Quem se incomoda com a crítica

Andreia Donadon Leal - Mestre em Literatura pela UFV

Publicado em 05/09/2019 às 07:37

A minha crônica intitulada “difícil respirar nesse sufoco!” desagradou a gregos e a troianos, especialmente, os que confundem Literatura com a vida de quem escreve. O autor “finge que é dor o que deveras sente”, sábias palavras de um dos maiores poetas da Língua Portuguesa. Mas o aforismo não é sustentável para análises equivocadas. Há pessoas que confundem críticas a ações governamentais com atitude partidária, dizendo que “se é contra este, é a favor daquele”.  

  

Ora, pois! Cronista é aquele que coloca o dedo na ferida, aponta mazelas, agruras, passos fora do esquadro de todos os tipos de poder. Cronista é aquele que não se curva diante das imbecilidades alheias; é aquele que escreve com a ponta dos nervos; é aquele que quebra com a geleira; é aquele que soca o crânio do leitor com a rebeldia que lhe é peculiar, rasgando e costurando letras, palavras e orações. É aquele que tira o cobertor da mentira e liberta a verdade.  

 

Cronista tem os olhos abertos, o olhar atento, arguto sobre a realidade circundante; o pouso poético do pássaro, o toque amoroso do beija-flor sobre a flor, a bruma se desfazendo sob o sol matutino. Cronista é aquele que enxerga além marés, além montanhas, além ilhas, saindo de seu ninho, para pousar em outras plagas. Não obstante, saindo sem sair do lugar, na navegação onírica que a leitura proporciona. 

 

 Essas análises rasas, partidárias, assimétricas e infundadas me aborrecem. Não, não pertenço a essas casas de pensamentos doutrinatários, filosóficos e tradicionalistas. Esses sodalícios não são parte de mim, de minhas convicções, crenças, da minha defesa à liberdade, do meu encantamento e amor à literatura e à crença de que a arte é uma das formas mais fantásticas de suportar a triste realidade. Ando aborrecida, entristecida, encolerizada.

|---|

## O pedido:
Cite, palavra por palavra, a parte do texto sobre a crítica que começa em "Cronista tem os" e segue até "a leitura proporciona.".

|---|

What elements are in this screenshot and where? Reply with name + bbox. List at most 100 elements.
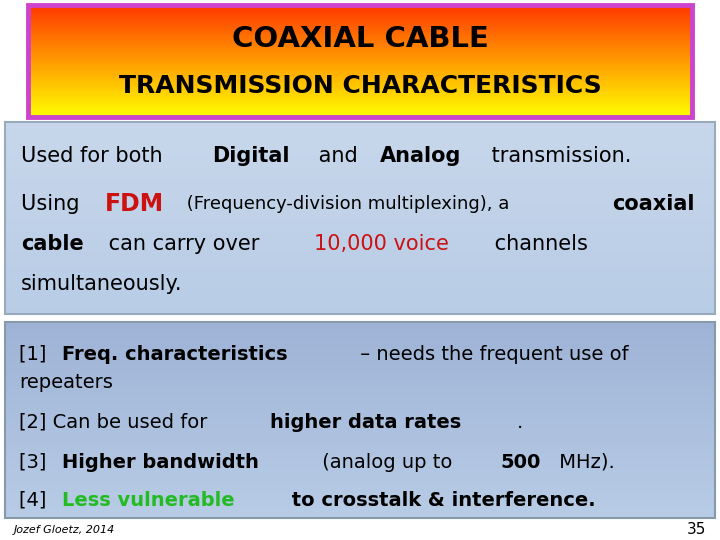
Bar — [5, 322, 715, 518]
Bar — [28, 89, 692, 91]
Bar — [28, 52, 692, 53]
Bar — [28, 5, 692, 6]
Bar — [5, 502, 715, 505]
Bar — [5, 225, 715, 228]
Bar — [28, 15, 692, 17]
Bar — [5, 387, 715, 391]
Bar — [5, 328, 715, 332]
Bar — [5, 221, 715, 225]
Bar — [28, 8, 692, 10]
Bar — [28, 29, 692, 30]
Text: Using: Using — [21, 194, 86, 214]
Bar — [5, 414, 715, 417]
Bar — [28, 78, 692, 79]
Text: Less vulnerable: Less vulnerable — [63, 490, 235, 510]
Bar — [5, 443, 715, 447]
Bar — [28, 22, 692, 23]
Bar — [5, 308, 715, 311]
Bar — [28, 103, 692, 104]
Bar — [5, 348, 715, 352]
Bar — [28, 31, 692, 32]
Bar — [5, 183, 715, 186]
Text: to crosstalk & interference.: to crosstalk & interference. — [285, 490, 595, 510]
Bar — [28, 77, 692, 78]
Bar — [28, 76, 692, 77]
Bar — [28, 75, 692, 76]
Bar — [28, 23, 692, 24]
Bar — [5, 218, 715, 222]
Bar — [28, 106, 692, 107]
Bar — [5, 322, 715, 326]
Bar — [5, 205, 715, 209]
Bar — [28, 42, 692, 44]
Bar — [5, 160, 715, 164]
Bar — [28, 28, 692, 29]
Bar — [5, 446, 715, 450]
Bar — [5, 282, 715, 286]
Bar — [5, 368, 715, 372]
Bar — [5, 132, 715, 136]
Bar — [28, 69, 692, 70]
Text: Freq. characteristics: Freq. characteristics — [63, 345, 288, 363]
Bar — [5, 505, 715, 509]
Bar — [5, 364, 715, 368]
Bar — [28, 46, 692, 48]
Bar — [5, 272, 715, 276]
Bar — [5, 195, 715, 199]
Text: [2] Can be used for: [2] Can be used for — [19, 413, 214, 431]
Bar — [28, 56, 692, 57]
Bar — [28, 12, 692, 14]
Bar — [5, 489, 715, 492]
Text: COAXIAL CABLE: COAXIAL CABLE — [232, 25, 488, 52]
Bar — [5, 147, 715, 151]
Bar — [5, 208, 715, 212]
Bar — [5, 485, 715, 489]
Bar — [28, 53, 692, 55]
Text: Higher bandwidth: Higher bandwidth — [63, 453, 259, 471]
Bar — [28, 110, 692, 112]
Bar — [5, 135, 715, 138]
Bar — [5, 495, 715, 499]
Bar — [5, 231, 715, 234]
Bar — [28, 91, 692, 93]
Bar — [5, 141, 715, 145]
Bar — [5, 515, 715, 518]
Bar — [5, 377, 715, 381]
Bar — [5, 244, 715, 247]
Bar — [28, 10, 692, 11]
Bar — [5, 397, 715, 401]
Bar — [5, 355, 715, 359]
Bar — [5, 227, 715, 231]
Text: (Frequency-division multiplexing), a: (Frequency-division multiplexing), a — [181, 195, 516, 213]
Bar — [5, 157, 715, 161]
Bar — [5, 247, 715, 251]
Bar — [5, 122, 715, 126]
Bar — [5, 173, 715, 177]
Text: higher data rates: higher data rates — [270, 413, 462, 431]
Bar — [28, 90, 692, 92]
Bar — [28, 24, 692, 26]
Bar — [28, 86, 692, 87]
Bar — [28, 21, 692, 22]
Bar — [28, 62, 692, 64]
Bar — [28, 73, 692, 75]
Text: (analog up to: (analog up to — [316, 453, 459, 471]
Text: and: and — [312, 146, 364, 166]
Bar — [28, 57, 692, 58]
Bar — [28, 45, 692, 47]
Text: MHz).: MHz). — [552, 453, 614, 471]
Bar — [5, 266, 715, 269]
Bar — [28, 92, 692, 94]
Bar — [28, 108, 692, 110]
Bar — [28, 109, 692, 111]
Bar — [28, 34, 692, 36]
Bar — [5, 125, 715, 129]
Bar — [5, 325, 715, 329]
Bar — [5, 381, 715, 384]
Bar — [28, 98, 692, 99]
Bar — [5, 263, 715, 267]
Bar — [5, 256, 715, 260]
Text: TRANSMISSION CHARACTERISTICS: TRANSMISSION CHARACTERISTICS — [119, 73, 601, 98]
Text: repeaters: repeaters — [19, 373, 113, 392]
Bar — [28, 64, 692, 66]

|---|

## A solução:
Cronista tem os olhos abertos, o olhar atento, arguto sobre a realidade circundante; o pouso poético do pássaro, o toque amoroso do beija-flor sobre a flor, a bruma se desfazendo sob o sol matutino. Cronista é aquele que enxerga além marés, além montanhas, além ilhas, saindo de seu ninho, para pousar em outras plagas. Não obstante, saindo sem sair do lugar, na navegação onírica que a leitura proporciona.